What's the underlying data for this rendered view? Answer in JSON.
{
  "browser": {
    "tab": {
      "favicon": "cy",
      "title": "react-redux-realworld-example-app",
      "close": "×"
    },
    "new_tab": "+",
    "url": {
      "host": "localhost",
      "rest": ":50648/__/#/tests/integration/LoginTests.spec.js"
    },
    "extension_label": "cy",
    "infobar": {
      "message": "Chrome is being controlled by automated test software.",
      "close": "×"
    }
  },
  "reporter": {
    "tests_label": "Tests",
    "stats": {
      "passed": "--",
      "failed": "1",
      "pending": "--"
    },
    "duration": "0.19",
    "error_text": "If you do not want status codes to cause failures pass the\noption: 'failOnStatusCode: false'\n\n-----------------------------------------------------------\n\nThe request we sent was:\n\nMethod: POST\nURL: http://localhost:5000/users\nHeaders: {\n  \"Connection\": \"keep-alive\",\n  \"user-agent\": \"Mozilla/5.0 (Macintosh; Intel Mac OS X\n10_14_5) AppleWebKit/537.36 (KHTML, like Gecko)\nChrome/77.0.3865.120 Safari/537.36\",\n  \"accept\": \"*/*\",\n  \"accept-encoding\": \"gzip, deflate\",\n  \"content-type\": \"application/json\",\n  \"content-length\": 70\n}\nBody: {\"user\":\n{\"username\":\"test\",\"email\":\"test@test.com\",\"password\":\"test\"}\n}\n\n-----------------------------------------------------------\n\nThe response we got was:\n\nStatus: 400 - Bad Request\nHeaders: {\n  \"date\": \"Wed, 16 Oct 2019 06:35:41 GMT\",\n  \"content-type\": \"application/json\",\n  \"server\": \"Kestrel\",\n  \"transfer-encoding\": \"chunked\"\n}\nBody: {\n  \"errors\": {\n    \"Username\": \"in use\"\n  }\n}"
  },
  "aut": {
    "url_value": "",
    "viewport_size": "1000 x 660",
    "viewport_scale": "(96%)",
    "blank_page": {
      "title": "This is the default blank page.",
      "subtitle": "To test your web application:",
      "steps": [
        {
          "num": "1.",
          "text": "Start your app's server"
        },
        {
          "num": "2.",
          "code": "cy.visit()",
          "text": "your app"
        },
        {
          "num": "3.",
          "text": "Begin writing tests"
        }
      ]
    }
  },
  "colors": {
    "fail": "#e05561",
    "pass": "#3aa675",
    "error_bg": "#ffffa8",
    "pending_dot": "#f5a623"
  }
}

········

Go through the listing and print each line exactly as it appears.

What's the underlying data for this rendered view? Answer in JSON.
{
  "browser": {
    "tab": {
      "favicon": "cy",
      "title": "react-redux-realworld-example-app",
      "close": "×"
    },
    "new_tab": "+",
    "url": {
      "host": "localhost",
      "rest": ":50648/__/#/tests/integration/LoginTests.spec.js"
    },
    "extension_label": "cy",
    "infobar": {
      "message": "Chrome is being controlled by automated test software.",
      "close": "×"
    }
  },
  "reporter": {
    "tests_label": "Tests",
    "stats": {
      "passed": "--",
      "failed": "1",
      "pending": "--"
    },
    "duration": "0.19",
    "error_text": "If you do not want status codes to cause failures pass the\noption: 'failOnStatusCode: false'\n\n-----------------------------------------------------------\n\nThe request we sent was:\n\nMethod: POST\nURL: http://localhost:5000/users\nHeaders: {\n  \"Connection\": \"keep-alive\",\n  \"user-agent\": \"Mozilla/5.0 (Macintosh; Intel Mac OS X\n10_14_5) AppleWebKit/537.36 (KHTML, like Gecko)\nChrome/77.0.3865.120 Safari/537.36\",\n  \"accept\": \"*/*\",\n  \"accept-encoding\": \"gzip, deflate\",\n  \"content-type\": \"application/json\",\n  \"content-length\": 70\n}\nBody: {\"user\":\n{\"username\":\"test\",\"email\":\"test@test.com\",\"password\":\"test\"}\n}\n\n-----------------------------------------------------------\n\nThe response we got was:\n\nStatus: 400 - Bad Request\nHeaders: {\n  \"date\": \"Wed, 16 Oct 2019 06:35:41 GMT\",\n  \"content-type\": \"application/json\",\n  \"server\": \"Kestrel\",\n  \"transfer-encoding\": \"chunked\"\n}\nBody: {\n  \"errors\": {\n    \"Username\": \"in use\"\n  }\n}"
  },
  "aut": {
    "url_value": "",
    "viewport_size": "1000 x 660",
    "viewport_scale": "(96%)",
    "blank_page": {
      "title": "This is the default blank page.",
      "subtitle": "To test your web application:",
      "steps": [
        {
          "num": "1.",
          "text": "Start your app's server"
        },
        {
          "num": "2.",
          "code": "cy.visit()",
          "text": "your app"
        },
        {
          "num": "3.",
          "text": "Begin writing tests"
        }
      ]
    }
  },
  "colors": {
    "fail": "#e05561",
    "pass": "#3aa675",
    "error_bg": "#ffffa8",
    "pending_dot": "#f5a623"
  }
}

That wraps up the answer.